Extract every line that contains the string "新线距离廻福桥约".
___
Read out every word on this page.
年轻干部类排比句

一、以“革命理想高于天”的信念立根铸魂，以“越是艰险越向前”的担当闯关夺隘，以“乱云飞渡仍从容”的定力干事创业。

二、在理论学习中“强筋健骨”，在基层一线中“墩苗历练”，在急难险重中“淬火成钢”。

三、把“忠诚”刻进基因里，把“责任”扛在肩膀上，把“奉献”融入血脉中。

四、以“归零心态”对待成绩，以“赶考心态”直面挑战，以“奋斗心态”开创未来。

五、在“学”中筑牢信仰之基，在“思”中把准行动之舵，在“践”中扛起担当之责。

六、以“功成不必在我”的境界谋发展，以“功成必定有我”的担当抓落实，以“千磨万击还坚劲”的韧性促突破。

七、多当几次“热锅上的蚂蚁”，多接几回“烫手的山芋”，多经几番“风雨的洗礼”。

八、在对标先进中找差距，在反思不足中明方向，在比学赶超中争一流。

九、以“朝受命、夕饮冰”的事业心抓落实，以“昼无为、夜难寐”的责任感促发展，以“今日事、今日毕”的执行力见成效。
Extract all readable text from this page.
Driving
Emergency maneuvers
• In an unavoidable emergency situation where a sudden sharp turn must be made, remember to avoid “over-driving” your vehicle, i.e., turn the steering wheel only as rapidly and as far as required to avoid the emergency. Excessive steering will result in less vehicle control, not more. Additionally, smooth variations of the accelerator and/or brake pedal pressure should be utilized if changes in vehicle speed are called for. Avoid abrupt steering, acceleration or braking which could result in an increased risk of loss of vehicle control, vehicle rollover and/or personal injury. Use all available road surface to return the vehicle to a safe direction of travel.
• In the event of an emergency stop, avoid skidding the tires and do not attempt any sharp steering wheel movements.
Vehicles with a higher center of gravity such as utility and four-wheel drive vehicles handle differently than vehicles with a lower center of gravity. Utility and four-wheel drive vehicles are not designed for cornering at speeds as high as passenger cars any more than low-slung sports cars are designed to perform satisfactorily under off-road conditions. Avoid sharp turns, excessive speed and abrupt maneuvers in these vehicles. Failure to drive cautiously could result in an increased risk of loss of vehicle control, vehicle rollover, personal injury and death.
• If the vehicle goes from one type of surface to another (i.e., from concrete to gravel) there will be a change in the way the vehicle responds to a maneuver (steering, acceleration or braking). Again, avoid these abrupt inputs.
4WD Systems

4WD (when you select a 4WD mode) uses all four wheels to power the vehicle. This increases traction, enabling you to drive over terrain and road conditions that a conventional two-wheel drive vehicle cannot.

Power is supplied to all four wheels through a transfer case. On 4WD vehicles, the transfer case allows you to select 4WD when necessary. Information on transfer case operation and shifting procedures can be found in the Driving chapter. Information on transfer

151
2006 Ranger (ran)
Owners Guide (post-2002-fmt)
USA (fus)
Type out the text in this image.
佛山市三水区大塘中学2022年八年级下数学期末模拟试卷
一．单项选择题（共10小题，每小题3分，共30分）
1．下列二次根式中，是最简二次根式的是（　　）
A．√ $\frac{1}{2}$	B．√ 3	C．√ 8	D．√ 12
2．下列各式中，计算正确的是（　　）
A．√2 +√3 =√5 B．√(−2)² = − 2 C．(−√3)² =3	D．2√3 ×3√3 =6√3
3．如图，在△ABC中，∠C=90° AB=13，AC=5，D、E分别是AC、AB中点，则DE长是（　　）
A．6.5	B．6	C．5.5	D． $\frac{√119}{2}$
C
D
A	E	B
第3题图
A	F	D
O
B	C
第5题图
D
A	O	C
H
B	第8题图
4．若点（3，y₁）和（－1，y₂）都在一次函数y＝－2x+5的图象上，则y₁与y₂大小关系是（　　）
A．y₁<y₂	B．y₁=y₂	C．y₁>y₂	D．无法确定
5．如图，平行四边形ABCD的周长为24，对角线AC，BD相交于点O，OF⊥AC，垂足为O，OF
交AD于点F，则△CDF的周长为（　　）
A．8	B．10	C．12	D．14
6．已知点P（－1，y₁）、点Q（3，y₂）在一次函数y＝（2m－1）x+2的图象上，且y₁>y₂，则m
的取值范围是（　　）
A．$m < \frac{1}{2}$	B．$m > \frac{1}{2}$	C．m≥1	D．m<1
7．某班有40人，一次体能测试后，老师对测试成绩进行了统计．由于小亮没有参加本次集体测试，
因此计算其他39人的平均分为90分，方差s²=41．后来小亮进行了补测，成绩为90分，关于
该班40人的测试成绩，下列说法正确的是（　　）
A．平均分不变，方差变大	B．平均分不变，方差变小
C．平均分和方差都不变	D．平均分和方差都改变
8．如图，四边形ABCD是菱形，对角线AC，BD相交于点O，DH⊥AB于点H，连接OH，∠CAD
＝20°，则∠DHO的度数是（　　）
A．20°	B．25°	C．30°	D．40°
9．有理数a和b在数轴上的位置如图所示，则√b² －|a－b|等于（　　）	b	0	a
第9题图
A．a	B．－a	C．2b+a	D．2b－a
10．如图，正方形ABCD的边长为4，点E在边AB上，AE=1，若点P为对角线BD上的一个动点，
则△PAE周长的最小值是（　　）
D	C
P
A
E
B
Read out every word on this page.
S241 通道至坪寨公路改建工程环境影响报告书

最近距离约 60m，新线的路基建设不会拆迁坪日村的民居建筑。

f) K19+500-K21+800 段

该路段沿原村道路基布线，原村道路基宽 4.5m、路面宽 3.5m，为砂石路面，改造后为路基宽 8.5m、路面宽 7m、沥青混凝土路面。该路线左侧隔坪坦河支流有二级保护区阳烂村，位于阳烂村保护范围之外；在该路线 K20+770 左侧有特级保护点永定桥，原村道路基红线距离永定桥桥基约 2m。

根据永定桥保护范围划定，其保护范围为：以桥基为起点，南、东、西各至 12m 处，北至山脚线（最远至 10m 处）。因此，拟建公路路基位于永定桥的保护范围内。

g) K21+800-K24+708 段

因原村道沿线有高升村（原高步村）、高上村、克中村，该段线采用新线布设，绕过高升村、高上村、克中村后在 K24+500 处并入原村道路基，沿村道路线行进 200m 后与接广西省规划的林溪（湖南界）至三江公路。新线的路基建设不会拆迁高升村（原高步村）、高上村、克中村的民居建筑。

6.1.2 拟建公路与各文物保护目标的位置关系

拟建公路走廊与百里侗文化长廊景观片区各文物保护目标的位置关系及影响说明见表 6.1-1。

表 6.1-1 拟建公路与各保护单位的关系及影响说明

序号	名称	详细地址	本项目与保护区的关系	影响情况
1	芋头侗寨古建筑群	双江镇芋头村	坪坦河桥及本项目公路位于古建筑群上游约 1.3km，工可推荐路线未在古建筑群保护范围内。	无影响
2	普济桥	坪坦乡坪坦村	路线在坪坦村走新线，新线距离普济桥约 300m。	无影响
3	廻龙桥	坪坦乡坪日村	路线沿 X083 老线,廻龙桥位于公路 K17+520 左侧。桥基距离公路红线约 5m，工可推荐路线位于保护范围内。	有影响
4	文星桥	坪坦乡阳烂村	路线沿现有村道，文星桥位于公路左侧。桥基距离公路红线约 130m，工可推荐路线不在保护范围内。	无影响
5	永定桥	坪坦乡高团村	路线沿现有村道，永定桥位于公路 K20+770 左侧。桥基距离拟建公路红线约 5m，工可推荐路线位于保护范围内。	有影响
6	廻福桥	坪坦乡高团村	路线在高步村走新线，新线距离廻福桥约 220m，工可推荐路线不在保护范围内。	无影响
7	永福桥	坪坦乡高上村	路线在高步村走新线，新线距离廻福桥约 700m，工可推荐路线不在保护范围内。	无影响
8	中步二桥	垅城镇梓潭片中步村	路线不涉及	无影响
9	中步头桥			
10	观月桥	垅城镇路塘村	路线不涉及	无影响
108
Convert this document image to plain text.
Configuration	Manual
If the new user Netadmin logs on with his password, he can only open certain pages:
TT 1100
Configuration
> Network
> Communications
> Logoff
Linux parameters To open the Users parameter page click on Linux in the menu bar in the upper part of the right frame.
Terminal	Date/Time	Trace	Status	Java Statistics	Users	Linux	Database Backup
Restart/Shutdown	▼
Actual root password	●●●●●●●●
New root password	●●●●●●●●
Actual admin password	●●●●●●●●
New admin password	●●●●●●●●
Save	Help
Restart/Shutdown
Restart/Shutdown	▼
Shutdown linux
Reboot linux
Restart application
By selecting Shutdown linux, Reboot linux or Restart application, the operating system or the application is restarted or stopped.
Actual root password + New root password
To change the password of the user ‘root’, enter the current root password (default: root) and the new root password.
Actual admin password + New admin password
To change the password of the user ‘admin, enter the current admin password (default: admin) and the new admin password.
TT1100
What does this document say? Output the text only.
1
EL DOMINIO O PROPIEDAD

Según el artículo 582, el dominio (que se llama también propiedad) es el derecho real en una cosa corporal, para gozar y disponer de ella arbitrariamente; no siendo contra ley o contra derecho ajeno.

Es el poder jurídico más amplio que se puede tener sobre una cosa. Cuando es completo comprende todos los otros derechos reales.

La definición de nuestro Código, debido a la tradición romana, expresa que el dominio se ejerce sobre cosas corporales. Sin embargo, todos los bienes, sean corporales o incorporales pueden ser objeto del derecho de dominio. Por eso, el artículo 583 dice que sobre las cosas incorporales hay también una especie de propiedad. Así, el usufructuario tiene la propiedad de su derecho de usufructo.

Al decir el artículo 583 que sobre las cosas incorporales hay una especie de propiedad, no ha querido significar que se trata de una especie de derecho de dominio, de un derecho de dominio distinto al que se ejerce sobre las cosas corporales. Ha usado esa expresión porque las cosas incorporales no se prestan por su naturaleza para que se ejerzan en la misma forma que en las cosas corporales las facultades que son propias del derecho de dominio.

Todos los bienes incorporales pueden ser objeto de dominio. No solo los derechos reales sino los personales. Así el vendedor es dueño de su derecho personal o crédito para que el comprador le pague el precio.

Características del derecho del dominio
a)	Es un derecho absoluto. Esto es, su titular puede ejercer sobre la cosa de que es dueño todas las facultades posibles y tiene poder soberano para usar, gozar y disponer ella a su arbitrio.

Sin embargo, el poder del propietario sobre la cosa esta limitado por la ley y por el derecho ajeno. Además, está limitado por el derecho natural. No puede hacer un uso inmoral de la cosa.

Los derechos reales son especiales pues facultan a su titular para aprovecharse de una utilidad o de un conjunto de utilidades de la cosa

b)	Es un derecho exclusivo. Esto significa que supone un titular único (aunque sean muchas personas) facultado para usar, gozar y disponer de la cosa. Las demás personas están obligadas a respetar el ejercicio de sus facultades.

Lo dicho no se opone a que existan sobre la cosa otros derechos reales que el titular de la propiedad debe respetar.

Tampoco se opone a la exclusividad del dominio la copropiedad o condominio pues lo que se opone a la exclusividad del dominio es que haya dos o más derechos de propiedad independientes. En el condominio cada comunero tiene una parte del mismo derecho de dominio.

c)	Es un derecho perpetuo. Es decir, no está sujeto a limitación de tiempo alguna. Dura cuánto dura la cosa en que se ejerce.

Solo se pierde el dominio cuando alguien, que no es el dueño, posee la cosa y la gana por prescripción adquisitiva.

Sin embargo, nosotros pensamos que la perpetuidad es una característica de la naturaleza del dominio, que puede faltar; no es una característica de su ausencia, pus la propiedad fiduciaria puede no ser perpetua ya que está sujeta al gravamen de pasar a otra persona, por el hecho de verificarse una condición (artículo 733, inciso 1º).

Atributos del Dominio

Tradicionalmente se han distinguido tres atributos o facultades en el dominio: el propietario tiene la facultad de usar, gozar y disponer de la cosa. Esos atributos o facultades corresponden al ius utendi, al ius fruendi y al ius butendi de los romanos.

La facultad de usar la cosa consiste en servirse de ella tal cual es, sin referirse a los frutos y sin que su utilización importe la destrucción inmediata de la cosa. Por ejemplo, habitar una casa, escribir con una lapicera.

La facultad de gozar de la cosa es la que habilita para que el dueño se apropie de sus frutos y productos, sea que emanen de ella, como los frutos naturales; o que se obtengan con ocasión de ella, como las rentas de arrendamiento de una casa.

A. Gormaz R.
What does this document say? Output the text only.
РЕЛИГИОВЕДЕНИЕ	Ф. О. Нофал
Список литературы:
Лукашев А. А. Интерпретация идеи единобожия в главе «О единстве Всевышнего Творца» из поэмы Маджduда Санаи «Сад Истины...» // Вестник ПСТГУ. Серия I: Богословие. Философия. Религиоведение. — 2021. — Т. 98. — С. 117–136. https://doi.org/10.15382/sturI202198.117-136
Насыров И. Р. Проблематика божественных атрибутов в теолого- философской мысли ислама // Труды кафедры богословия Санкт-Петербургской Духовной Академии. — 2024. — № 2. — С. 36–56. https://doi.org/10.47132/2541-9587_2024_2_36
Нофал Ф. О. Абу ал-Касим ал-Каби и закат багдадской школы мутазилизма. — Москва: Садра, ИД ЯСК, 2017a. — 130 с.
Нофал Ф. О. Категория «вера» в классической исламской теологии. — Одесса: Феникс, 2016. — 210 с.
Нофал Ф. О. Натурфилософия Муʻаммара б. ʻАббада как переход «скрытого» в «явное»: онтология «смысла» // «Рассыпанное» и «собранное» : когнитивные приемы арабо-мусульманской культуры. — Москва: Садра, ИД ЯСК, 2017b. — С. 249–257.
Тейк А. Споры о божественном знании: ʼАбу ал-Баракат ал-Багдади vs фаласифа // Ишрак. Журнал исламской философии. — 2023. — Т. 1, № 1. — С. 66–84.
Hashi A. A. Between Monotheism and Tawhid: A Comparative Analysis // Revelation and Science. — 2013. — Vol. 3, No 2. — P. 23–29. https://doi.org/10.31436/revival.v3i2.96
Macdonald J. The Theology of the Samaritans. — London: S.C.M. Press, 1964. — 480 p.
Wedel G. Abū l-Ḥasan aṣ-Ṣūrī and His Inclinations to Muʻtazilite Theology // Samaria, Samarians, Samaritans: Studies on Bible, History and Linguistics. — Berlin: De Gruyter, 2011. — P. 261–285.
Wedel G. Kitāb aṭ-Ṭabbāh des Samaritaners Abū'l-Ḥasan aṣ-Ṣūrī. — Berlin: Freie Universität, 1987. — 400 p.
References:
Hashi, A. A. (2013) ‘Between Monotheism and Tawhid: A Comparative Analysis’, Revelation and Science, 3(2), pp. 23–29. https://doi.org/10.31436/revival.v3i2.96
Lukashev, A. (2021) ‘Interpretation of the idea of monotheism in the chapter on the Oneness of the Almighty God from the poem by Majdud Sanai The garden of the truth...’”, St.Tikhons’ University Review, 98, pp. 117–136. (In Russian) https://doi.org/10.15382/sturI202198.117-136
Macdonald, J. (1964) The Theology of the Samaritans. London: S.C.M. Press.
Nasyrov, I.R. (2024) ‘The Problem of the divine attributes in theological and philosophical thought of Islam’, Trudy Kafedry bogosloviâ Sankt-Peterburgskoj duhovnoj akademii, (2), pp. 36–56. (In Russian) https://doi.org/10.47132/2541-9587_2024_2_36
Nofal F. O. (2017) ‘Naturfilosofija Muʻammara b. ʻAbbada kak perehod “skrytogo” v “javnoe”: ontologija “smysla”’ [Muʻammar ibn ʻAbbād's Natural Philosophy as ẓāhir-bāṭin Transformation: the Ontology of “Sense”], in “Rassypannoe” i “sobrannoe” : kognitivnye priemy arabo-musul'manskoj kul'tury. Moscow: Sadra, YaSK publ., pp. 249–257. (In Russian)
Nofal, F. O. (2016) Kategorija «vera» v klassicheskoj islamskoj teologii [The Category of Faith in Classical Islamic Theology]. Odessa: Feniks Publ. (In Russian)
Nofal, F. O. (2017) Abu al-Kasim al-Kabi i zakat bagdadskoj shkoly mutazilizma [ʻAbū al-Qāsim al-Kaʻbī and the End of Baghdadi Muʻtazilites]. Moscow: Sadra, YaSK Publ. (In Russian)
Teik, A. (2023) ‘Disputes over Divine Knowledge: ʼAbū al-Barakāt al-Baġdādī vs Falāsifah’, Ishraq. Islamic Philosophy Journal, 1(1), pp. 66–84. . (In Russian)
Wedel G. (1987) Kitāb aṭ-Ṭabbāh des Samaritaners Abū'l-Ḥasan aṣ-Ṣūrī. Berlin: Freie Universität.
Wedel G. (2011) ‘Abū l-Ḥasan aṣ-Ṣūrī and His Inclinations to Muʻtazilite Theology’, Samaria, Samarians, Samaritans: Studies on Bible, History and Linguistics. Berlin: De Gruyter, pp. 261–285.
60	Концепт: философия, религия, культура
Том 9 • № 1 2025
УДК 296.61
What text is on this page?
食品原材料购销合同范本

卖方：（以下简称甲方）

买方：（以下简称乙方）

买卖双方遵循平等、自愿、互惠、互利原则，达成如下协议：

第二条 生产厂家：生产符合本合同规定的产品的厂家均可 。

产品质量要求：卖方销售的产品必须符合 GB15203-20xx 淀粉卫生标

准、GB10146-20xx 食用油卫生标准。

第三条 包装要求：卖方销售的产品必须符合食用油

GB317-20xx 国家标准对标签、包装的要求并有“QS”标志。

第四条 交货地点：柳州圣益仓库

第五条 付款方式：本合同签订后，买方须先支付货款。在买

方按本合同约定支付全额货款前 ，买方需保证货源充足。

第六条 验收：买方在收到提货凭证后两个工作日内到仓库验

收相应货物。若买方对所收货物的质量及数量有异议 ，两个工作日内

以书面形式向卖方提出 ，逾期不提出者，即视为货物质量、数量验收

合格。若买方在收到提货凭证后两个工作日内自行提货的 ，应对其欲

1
___
• [ANSWER FOR THE TASK]:
6	廻福桥	坪坦乡高团村	路线在高步村走新线，新线距离廻福桥约 220m，工可推荐路线不在保护范围内。	无影响
7	永福桥	坪坦乡高上村	路线在高步村走新线，新线距离廻福桥约 700m，工可推荐路线不在保护范围内。	无影响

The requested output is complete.